To do ▸
Work through the material below and count the lines holding the word "Price"; give that count and nothing more.
━━━━━━━━━━━━━━━━━━━━
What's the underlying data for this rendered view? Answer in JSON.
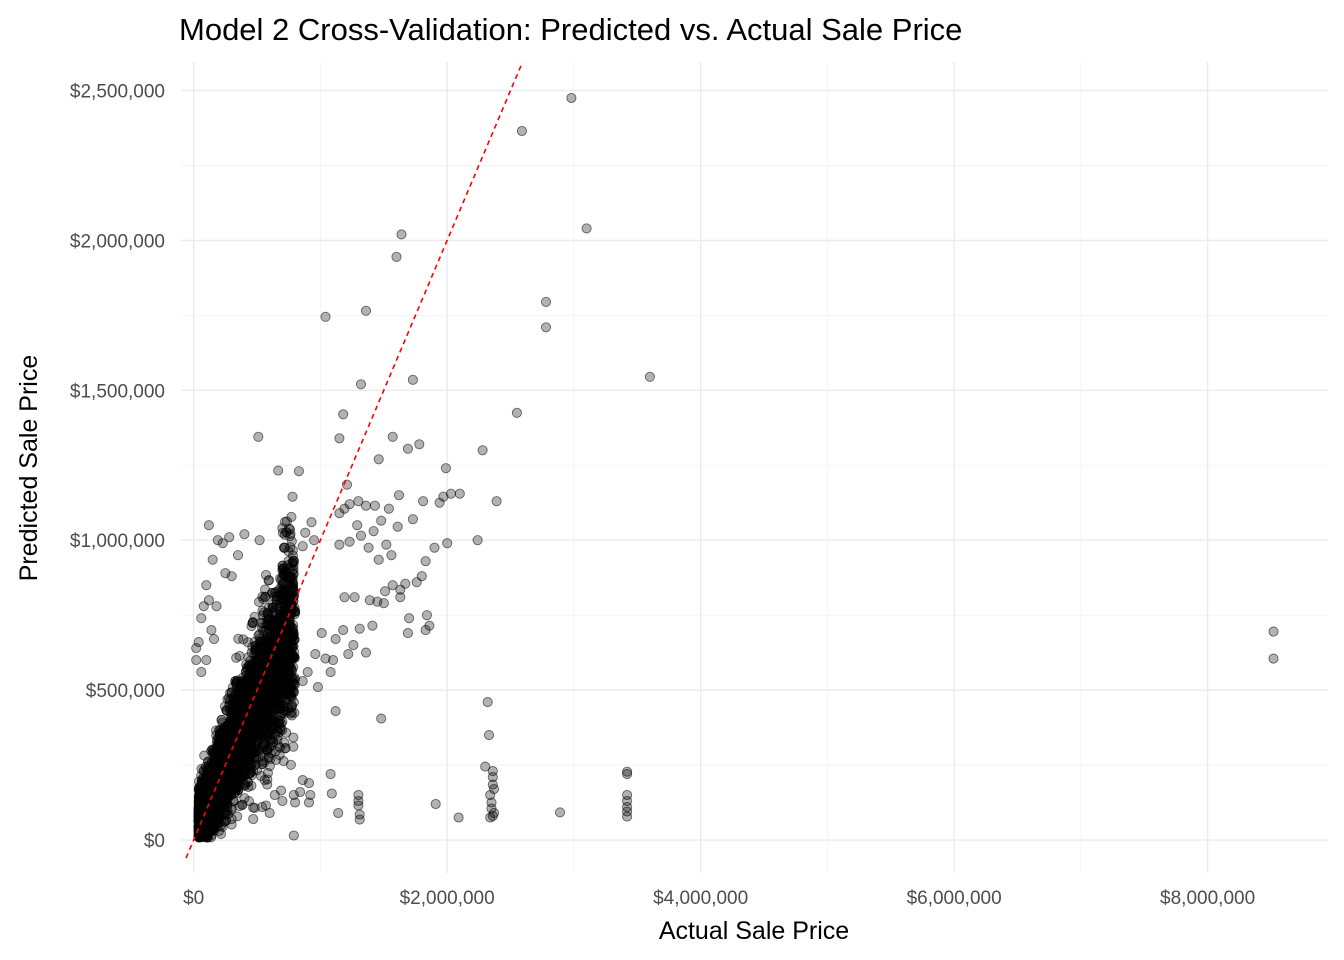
{
  "chart_data": {
    "type": "scatter",
    "title": "Model 2 Cross-Validation: Predicted vs. Actual Sale Price",
    "xlabel": "Actual Sale Price",
    "ylabel": "Predicted Sale Price",
    "xlim": [
      -100000,
      8950000
    ],
    "ylim": [
      -110000,
      2595000
    ],
    "x_ticks": [
      0,
      2000000,
      4000000,
      6000000,
      8000000
    ],
    "x_tick_labels": [
      "$0",
      "$2,000,000",
      "$4,000,000",
      "$6,000,000",
      "$8,000,000"
    ],
    "y_ticks": [
      0,
      500000,
      1000000,
      1500000,
      2000000,
      2500000
    ],
    "y_tick_labels": [
      "$0",
      "$500,000",
      "$1,000,000",
      "$1,500,000",
      "$2,000,000",
      "$2,500,000"
    ],
    "grid": true,
    "point_color": "#000000",
    "point_alpha": 0.3,
    "reference_line": {
      "intercept": 0,
      "slope": 1,
      "color": "#ff0000",
      "style": "dashed"
    },
    "points": [
      [
        2980000,
        2475000
      ],
      [
        2590000,
        2365000
      ],
      [
        3100000,
        2040000
      ],
      [
        1640000,
        2020000
      ],
      [
        1600000,
        1945000
      ],
      [
        2780000,
        1795000
      ],
      [
        2780000,
        1710000
      ],
      [
        1360000,
        1765000
      ],
      [
        1040000,
        1745000
      ],
      [
        3600000,
        1545000
      ],
      [
        1730000,
        1535000
      ],
      [
        1320000,
        1520000
      ],
      [
        2550000,
        1425000
      ],
      [
        1180000,
        1420000
      ],
      [
        1570000,
        1345000
      ],
      [
        1150000,
        1340000
      ],
      [
        510000,
        1345000
      ],
      [
        1780000,
        1320000
      ],
      [
        1690000,
        1305000
      ],
      [
        2280000,
        1300000
      ],
      [
        1460000,
        1270000
      ],
      [
        1990000,
        1240000
      ],
      [
        830000,
        1230000
      ],
      [
        1210000,
        1185000
      ],
      [
        2390000,
        1130000
      ],
      [
        2100000,
        1155000
      ],
      [
        2030000,
        1155000
      ],
      [
        1940000,
        1125000
      ],
      [
        1970000,
        1145000
      ],
      [
        1810000,
        1130000
      ],
      [
        1620000,
        1150000
      ],
      [
        1300000,
        1130000
      ],
      [
        1430000,
        1115000
      ],
      [
        1360000,
        1115000
      ],
      [
        1230000,
        1120000
      ],
      [
        1190000,
        1105000
      ],
      [
        780000,
        1145000
      ],
      [
        1150000,
        1090000
      ],
      [
        1540000,
        1105000
      ],
      [
        1730000,
        1070000
      ],
      [
        1480000,
        1065000
      ],
      [
        1610000,
        1045000
      ],
      [
        1420000,
        1030000
      ],
      [
        1290000,
        1050000
      ],
      [
        1320000,
        1015000
      ],
      [
        2240000,
        1000000
      ],
      [
        2000000,
        990000
      ],
      [
        1900000,
        975000
      ],
      [
        1230000,
        995000
      ],
      [
        1150000,
        985000
      ],
      [
        1520000,
        985000
      ],
      [
        1380000,
        975000
      ],
      [
        1560000,
        950000
      ],
      [
        1460000,
        935000
      ],
      [
        1830000,
        930000
      ],
      [
        1800000,
        880000
      ],
      [
        1760000,
        860000
      ],
      [
        1630000,
        835000
      ],
      [
        1670000,
        855000
      ],
      [
        1570000,
        850000
      ],
      [
        1510000,
        830000
      ],
      [
        1630000,
        810000
      ],
      [
        1450000,
        795000
      ],
      [
        1500000,
        790000
      ],
      [
        1270000,
        810000
      ],
      [
        1390000,
        800000
      ],
      [
        1190000,
        810000
      ],
      [
        1860000,
        715000
      ],
      [
        1830000,
        700000
      ],
      [
        1690000,
        690000
      ],
      [
        1840000,
        750000
      ],
      [
        1700000,
        740000
      ],
      [
        1410000,
        715000
      ],
      [
        1310000,
        705000
      ],
      [
        1180000,
        700000
      ],
      [
        1010000,
        690000
      ],
      [
        1120000,
        670000
      ],
      [
        1260000,
        650000
      ],
      [
        1360000,
        625000
      ],
      [
        1220000,
        620000
      ],
      [
        1100000,
        600000
      ],
      [
        1040000,
        605000
      ],
      [
        960000,
        620000
      ],
      [
        1080000,
        560000
      ],
      [
        900000,
        560000
      ],
      [
        860000,
        530000
      ],
      [
        980000,
        510000
      ],
      [
        1120000,
        430000
      ],
      [
        1480000,
        405000
      ],
      [
        2320000,
        460000
      ],
      [
        2330000,
        350000
      ],
      [
        2300000,
        245000
      ],
      [
        2360000,
        230000
      ],
      [
        2360000,
        210000
      ],
      [
        2360000,
        185000
      ],
      [
        2370000,
        170000
      ],
      [
        2340000,
        150000
      ],
      [
        2350000,
        125000
      ],
      [
        2350000,
        105000
      ],
      [
        2370000,
        90000
      ],
      [
        2340000,
        75000
      ],
      [
        2360000,
        80000
      ],
      [
        2090000,
        75000
      ],
      [
        1910000,
        120000
      ],
      [
        2890000,
        92000
      ],
      [
        3420000,
        228000
      ],
      [
        3420000,
        220000
      ],
      [
        3420000,
        150000
      ],
      [
        3420000,
        130000
      ],
      [
        3420000,
        110000
      ],
      [
        3420000,
        95000
      ],
      [
        3420000,
        78000
      ],
      [
        8520000,
        695000
      ],
      [
        8520000,
        605000
      ],
      [
        1300000,
        150000
      ],
      [
        1300000,
        130000
      ],
      [
        1300000,
        115000
      ],
      [
        1310000,
        85000
      ],
      [
        1310000,
        68000
      ],
      [
        1140000,
        90000
      ],
      [
        1090000,
        155000
      ],
      [
        1080000,
        220000
      ],
      [
        910000,
        190000
      ],
      [
        860000,
        200000
      ],
      [
        840000,
        160000
      ],
      [
        920000,
        150000
      ],
      [
        910000,
        125000
      ],
      [
        790000,
        150000
      ],
      [
        800000,
        125000
      ],
      [
        700000,
        130000
      ],
      [
        640000,
        150000
      ],
      [
        690000,
        165000
      ],
      [
        570000,
        115000
      ],
      [
        600000,
        90000
      ],
      [
        540000,
        110000
      ],
      [
        470000,
        70000
      ],
      [
        790000,
        15000
      ],
      [
        560000,
        200000
      ],
      [
        580000,
        185000
      ],
      [
        120000,
        1050000
      ],
      [
        190000,
        1000000
      ],
      [
        150000,
        935000
      ],
      [
        100000,
        850000
      ],
      [
        40000,
        660000
      ],
      [
        20000,
        640000
      ],
      [
        60000,
        740000
      ],
      [
        80000,
        780000
      ],
      [
        280000,
        1010000
      ],
      [
        230000,
        990000
      ],
      [
        350000,
        950000
      ],
      [
        400000,
        1020000
      ],
      [
        700000,
        1040000
      ],
      [
        760000,
        1035000
      ],
      [
        880000,
        1025000
      ],
      [
        930000,
        1060000
      ],
      [
        950000,
        1000000
      ],
      [
        860000,
        980000
      ],
      [
        520000,
        1000000
      ],
      [
        250000,
        890000
      ],
      [
        300000,
        880000
      ],
      [
        180000,
        780000
      ],
      [
        120000,
        800000
      ],
      [
        140000,
        700000
      ],
      [
        160000,
        670000
      ],
      [
        60000,
        560000
      ],
      [
        20000,
        600000
      ],
      [
        100000,
        600000
      ],
      [
        40000,
        30000
      ],
      [
        80000,
        20000
      ],
      [
        150000,
        40000
      ],
      [
        100000,
        10000
      ],
      [
        200000,
        30000
      ],
      [
        240000,
        60000
      ],
      [
        300000,
        70000
      ]
    ],
    "cloud_seed": 73,
    "cloud_count": 4200
  }
}
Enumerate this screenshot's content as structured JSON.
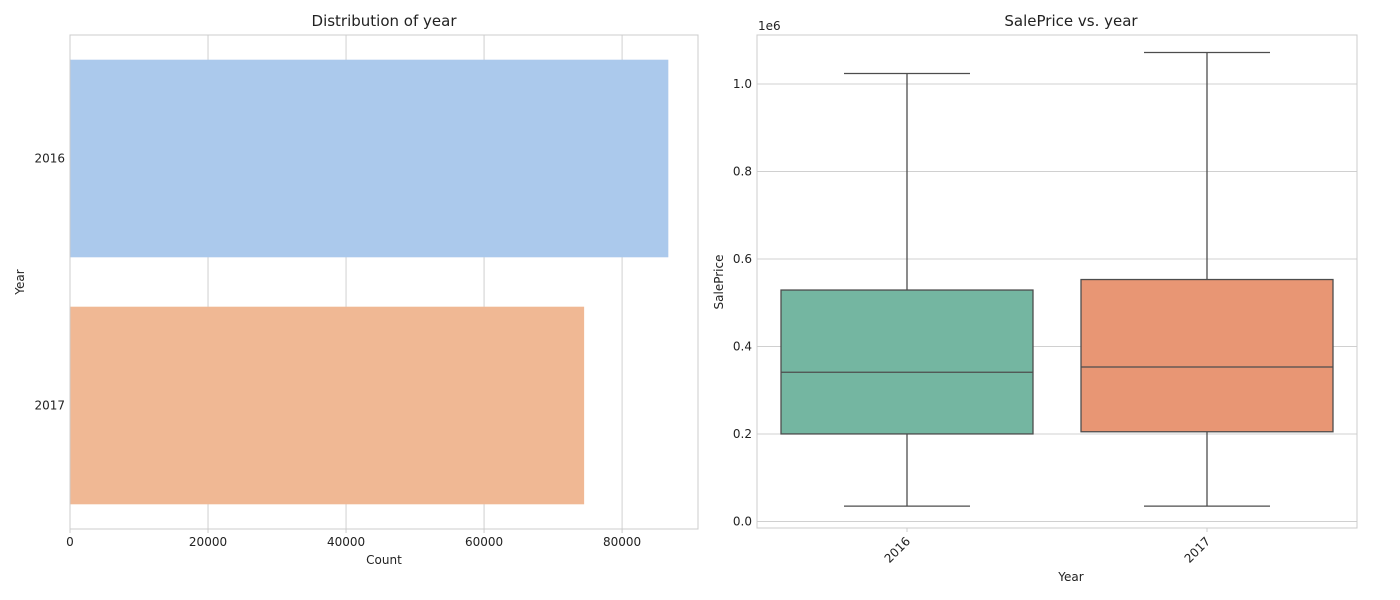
━━━━━━━━━━━━━━━━━━━━
Response ▸
3